------ Available records ------

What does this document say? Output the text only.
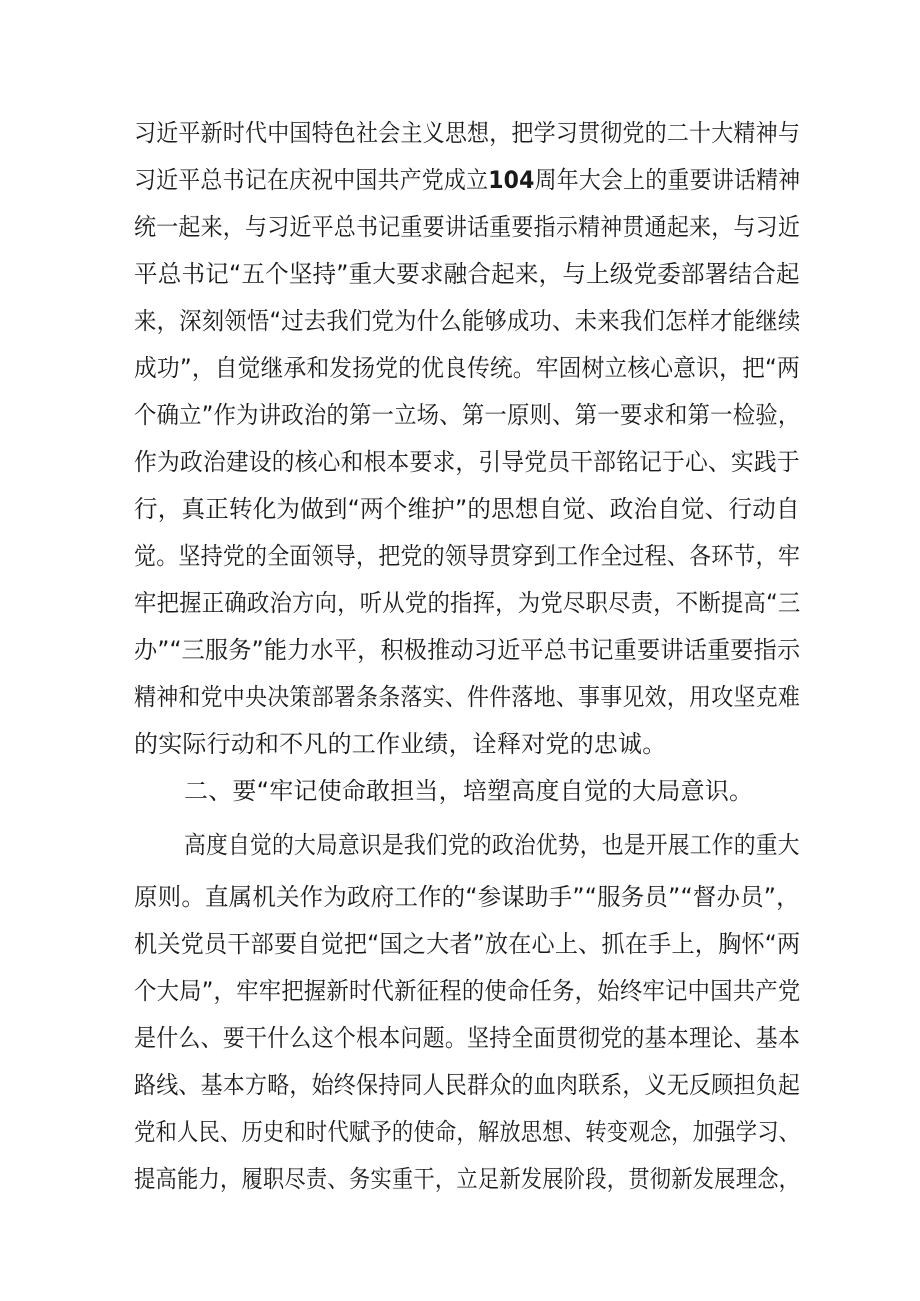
习近平新时代中国特色社会主义思想，把学习贯彻党的二十大精神与
习近平总书记在庆祝中国共产党成立104周年大会上的重要讲话精神
统一起来，与习近平总书记重要讲话重要指示精神贯通起来，与习近
平总书记“五个坚持”重大要求融合起来，与上级党委部署结合起
来，深刻领悟“过去我们党为什么能够成功、未来我们怎样才能继续
成功”，自觉继承和发扬党的优良传统。牢固树立核心意识，把“两
个确立”作为讲政治的第一立场、第一原则、第一要求和第一检验，
作为政治建设的核心和根本要求，引导党员干部铭记于心、实践于
行，真正转化为做到“两个维护”的思想自觉、政治自觉、行动自
觉。坚持党的全面领导，把党的领导贯穿到工作全过程、各环节，牢
牢把握正确政治方向，听从党的指挥，为党尽职尽责，不断提高“三
办”“三服务”能力水平，积极推动习近平总书记重要讲话重要指示
精神和党中央决策部署条条落实、件件落地、事事见效，用攻坚克难
的实际行动和不凡的工作业绩，诠释对党的忠诚。
二、要“牢记使命敢担当，培塑高度自觉的大局意识。
高度自觉的大局意识是我们党的政治优势，也是开展工作的重大
原则。直属机关作为政府工作的“参谋助手”“服务员”“督办员”，
机关党员干部要自觉把“国之大者”放在心上、抓在手上，胸怀“两
个大局”，牢牢把握新时代新征程的使命任务，始终牢记中国共产党
是什么、要干什么这个根本问题。坚持全面贯彻党的基本理论、基本
路线、基本方略，始终保持同人民群众的血肉联系，义无反顾担负起
党和人民、历史和时代赋予的使命，解放思想、转变观念，加强学习、
提高能力，履职尽责、务实重干，立足新发展阶段，贯彻新发展理念，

------

Leave out the pictures and transcribe everything else exactly.

Reply —
What does this document say? Output the text only.
习近平新时代中国特色社会主义思想，把学习贯彻党的二十大精神与
习近平总书记在庆祝中国共产党成立104周年大会上的重要讲话精神
统一起来，与习近平总书记重要讲话重要指示精神贯通起来，与习近
平总书记“五个坚持”重大要求融合起来，与上级党委部署结合起
来，深刻领悟“过去我们党为什么能够成功、未来我们怎样才能继续
成功”，自觉继承和发扬党的优良传统。牢固树立核心意识，把“两
个确立”作为讲政治的第一立场、第一原则、第一要求和第一检验，
作为政治建设的核心和根本要求，引导党员干部铭记于心、实践于
行，真正转化为做到“两个维护”的思想自觉、政治自觉、行动自
觉。坚持党的全面领导，把党的领导贯穿到工作全过程、各环节，牢
牢把握正确政治方向，听从党的指挥，为党尽职尽责，不断提高“三
办”“三服务”能力水平，积极推动习近平总书记重要讲话重要指示
精神和党中央决策部署条条落实、件件落地、事事见效，用攻坚克难
的实际行动和不凡的工作业绩，诠释对党的忠诚。
二、要“牢记使命敢担当，培塑高度自觉的大局意识。
高度自觉的大局意识是我们党的政治优势，也是开展工作的重大
原则。直属机关作为政府工作的“参谋助手”“服务员”“督办员”，
机关党员干部要自觉把“国之大者”放在心上、抓在手上，胸怀“两
个大局”，牢牢把握新时代新征程的使命任务，始终牢记中国共产党
是什么、要干什么这个根本问题。坚持全面贯彻党的基本理论、基本
路线、基本方略，始终保持同人民群众的血肉联系，义无反顾担负起
党和人民、历史和时代赋予的使命，解放思想、转变观念，加强学习、
提高能力，履职尽责、务实重干，立足新发展阶段，贯彻新发展理念，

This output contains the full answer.